● **WHAT YOU HAVE TO DO**
Scan the lines below for the word "transformation". Copy each line you find it in.

● **INPUT DATA**
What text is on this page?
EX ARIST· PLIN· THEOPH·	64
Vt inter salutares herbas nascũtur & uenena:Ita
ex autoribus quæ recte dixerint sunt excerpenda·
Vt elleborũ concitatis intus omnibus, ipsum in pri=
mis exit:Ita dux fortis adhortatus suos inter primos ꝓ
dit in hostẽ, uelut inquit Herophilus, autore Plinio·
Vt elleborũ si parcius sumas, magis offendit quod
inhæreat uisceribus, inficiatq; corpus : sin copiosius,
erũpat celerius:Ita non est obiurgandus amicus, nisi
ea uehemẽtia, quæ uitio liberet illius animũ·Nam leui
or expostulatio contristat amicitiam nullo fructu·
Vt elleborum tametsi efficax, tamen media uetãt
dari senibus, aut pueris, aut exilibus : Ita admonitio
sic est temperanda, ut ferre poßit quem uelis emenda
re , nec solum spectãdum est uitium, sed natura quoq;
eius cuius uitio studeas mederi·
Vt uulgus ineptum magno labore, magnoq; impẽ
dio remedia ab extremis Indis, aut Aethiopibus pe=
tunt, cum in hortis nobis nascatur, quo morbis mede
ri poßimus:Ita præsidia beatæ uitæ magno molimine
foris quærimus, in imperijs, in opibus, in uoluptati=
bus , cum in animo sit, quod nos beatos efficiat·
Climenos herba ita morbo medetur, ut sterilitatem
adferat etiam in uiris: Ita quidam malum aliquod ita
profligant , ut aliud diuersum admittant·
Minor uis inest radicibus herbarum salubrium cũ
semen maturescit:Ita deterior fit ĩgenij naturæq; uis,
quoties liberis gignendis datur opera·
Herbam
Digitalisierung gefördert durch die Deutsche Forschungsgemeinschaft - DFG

...

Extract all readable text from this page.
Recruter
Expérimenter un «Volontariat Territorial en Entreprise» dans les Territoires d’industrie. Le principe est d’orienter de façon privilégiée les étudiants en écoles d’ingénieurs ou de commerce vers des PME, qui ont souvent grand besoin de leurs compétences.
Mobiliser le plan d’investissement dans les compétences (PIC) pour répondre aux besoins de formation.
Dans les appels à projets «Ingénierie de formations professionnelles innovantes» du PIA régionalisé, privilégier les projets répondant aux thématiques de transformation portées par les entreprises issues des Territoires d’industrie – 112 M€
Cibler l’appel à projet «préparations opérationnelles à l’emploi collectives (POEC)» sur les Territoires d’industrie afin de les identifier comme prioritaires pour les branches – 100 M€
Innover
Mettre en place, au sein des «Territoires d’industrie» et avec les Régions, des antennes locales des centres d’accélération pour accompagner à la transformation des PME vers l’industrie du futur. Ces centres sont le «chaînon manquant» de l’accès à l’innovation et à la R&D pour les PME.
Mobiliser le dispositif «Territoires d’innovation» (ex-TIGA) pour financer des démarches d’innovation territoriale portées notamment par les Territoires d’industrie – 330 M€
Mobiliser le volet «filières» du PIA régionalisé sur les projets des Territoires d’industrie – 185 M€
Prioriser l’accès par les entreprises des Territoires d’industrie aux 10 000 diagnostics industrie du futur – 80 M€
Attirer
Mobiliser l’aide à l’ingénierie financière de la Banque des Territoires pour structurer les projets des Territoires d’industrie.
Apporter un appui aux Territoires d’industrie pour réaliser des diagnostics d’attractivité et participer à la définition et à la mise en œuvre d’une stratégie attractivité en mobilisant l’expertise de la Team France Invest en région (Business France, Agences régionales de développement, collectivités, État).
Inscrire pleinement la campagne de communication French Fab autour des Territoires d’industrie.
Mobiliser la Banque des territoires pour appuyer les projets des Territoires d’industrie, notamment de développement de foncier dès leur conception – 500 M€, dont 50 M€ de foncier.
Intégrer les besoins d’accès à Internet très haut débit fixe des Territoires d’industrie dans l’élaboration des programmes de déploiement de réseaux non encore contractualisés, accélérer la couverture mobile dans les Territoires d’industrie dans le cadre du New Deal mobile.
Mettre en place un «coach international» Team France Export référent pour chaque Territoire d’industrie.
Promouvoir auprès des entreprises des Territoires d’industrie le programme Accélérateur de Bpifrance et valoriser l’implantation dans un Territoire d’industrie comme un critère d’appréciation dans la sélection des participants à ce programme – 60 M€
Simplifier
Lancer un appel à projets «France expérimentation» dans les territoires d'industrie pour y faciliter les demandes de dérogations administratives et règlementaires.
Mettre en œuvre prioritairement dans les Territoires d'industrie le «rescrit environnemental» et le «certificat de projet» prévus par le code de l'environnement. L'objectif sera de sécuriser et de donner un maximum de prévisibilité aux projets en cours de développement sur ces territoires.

● **OUTPUT FOR THIS EXERCISE**
Dans les appels à projets «Ingénierie de formations professionnelles innovantes» du PIA régionalisé, privilégier les projets répondant aux thématiques de transformation portées par les entreprises issues des Territoires d’industrie – 112 M€
Mettre en place, au sein des «Territoires d’industrie» et avec les Régions, des antennes locales des centres d’accélération pour accompagner à la transformation des PME vers l’industrie du futur. Ces centres sont le «chaînon manquant» de l’accès à l’innovation et à la R&D pour les PME.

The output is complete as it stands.